Exercise objective
Check each line of the listing for the word "você" and report how many lines contain it, giving nothing but the number.

[Collected data]

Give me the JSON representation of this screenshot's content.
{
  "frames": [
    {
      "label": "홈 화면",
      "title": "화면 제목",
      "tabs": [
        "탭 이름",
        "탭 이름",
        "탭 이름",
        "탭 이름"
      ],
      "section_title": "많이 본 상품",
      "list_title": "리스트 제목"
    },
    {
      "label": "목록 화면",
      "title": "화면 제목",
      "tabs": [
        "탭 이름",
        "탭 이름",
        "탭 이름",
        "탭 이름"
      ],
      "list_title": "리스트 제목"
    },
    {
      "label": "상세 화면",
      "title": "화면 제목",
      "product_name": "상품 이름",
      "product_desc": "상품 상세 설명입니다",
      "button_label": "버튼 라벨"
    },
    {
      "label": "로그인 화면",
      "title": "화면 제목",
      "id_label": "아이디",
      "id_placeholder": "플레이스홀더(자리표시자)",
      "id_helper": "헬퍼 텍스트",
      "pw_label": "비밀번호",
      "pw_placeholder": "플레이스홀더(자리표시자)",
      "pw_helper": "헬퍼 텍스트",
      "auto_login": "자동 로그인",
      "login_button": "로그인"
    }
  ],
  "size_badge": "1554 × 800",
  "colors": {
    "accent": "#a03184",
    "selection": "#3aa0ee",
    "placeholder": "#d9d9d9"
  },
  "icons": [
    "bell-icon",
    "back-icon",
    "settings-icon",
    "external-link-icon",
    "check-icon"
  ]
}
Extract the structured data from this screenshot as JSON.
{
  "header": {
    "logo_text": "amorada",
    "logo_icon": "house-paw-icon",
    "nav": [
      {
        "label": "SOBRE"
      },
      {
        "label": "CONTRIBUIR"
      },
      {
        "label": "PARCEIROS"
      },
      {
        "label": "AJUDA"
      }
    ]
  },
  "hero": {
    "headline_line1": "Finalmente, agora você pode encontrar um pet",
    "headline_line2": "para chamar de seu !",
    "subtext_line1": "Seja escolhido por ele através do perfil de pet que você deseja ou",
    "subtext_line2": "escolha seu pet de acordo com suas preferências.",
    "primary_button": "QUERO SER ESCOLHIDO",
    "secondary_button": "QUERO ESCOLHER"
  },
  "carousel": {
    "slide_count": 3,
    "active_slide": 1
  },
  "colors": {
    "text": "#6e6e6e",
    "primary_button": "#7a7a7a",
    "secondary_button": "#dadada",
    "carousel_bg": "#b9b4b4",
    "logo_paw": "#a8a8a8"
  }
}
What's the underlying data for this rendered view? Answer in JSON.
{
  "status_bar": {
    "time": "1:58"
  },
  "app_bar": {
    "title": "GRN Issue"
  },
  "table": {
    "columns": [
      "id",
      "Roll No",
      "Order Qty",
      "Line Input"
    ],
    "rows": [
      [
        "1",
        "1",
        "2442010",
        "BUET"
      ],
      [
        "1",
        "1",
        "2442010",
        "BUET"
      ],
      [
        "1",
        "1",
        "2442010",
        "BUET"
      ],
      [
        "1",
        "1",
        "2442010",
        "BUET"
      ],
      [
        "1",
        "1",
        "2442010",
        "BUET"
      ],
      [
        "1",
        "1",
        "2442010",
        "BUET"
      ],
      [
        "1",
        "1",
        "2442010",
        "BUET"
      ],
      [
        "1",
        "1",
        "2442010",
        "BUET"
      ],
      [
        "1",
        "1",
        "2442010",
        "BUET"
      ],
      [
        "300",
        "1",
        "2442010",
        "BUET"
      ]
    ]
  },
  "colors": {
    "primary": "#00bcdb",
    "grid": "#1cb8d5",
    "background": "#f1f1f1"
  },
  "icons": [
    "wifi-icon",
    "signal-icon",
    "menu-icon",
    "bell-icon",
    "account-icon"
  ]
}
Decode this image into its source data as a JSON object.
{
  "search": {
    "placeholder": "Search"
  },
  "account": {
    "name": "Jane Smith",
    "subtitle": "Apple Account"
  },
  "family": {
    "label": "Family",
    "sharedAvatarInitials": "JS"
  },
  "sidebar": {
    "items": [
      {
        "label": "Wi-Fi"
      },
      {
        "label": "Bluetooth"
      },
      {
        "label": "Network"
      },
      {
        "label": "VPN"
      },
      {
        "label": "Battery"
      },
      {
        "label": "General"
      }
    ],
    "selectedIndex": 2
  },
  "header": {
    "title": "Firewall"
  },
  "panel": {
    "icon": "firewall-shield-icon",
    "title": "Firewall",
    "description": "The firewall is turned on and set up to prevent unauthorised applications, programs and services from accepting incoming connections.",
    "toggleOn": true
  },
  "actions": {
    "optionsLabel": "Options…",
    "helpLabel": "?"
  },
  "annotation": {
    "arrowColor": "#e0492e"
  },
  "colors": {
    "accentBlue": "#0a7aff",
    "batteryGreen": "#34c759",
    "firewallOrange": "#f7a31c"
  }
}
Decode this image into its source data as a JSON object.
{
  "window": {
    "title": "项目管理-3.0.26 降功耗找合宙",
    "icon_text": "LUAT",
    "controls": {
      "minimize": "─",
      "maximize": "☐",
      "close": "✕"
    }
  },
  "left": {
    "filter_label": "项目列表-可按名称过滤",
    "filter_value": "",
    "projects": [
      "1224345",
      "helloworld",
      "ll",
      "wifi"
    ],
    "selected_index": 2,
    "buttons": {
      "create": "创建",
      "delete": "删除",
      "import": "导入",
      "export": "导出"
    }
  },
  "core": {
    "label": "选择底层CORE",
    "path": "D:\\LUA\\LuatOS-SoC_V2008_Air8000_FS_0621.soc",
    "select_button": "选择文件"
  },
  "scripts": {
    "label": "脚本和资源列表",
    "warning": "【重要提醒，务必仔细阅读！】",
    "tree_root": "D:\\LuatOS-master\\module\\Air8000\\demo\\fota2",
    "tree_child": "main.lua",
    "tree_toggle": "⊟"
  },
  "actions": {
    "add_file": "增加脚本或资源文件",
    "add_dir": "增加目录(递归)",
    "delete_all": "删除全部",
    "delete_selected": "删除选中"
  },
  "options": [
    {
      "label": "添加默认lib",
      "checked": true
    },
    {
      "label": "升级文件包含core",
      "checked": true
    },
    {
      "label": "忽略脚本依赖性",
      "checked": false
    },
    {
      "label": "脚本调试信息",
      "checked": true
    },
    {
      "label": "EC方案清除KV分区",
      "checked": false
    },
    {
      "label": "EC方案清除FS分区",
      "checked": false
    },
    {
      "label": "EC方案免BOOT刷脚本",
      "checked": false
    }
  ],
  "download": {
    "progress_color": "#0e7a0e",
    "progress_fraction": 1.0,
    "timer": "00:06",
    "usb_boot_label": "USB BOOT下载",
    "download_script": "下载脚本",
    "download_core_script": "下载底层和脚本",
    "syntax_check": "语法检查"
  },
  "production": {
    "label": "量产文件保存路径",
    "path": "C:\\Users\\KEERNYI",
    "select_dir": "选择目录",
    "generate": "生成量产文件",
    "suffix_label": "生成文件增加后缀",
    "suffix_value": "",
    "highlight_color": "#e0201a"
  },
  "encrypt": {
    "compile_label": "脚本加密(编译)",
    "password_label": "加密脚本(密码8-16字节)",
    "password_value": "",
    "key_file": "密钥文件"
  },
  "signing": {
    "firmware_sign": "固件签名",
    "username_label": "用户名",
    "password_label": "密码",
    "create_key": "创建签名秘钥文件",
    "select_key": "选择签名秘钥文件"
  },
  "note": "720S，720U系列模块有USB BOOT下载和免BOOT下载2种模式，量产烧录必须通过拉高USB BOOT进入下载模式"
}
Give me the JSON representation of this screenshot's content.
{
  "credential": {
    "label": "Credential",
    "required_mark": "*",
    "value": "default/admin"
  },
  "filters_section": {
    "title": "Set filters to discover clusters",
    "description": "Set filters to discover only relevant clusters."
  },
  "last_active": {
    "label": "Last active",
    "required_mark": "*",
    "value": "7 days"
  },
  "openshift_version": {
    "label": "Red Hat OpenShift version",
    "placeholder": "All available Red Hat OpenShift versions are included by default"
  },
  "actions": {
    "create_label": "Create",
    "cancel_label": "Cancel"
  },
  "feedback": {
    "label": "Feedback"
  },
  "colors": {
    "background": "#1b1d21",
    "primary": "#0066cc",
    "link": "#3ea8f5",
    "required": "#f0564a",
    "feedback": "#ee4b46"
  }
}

Expected answer
2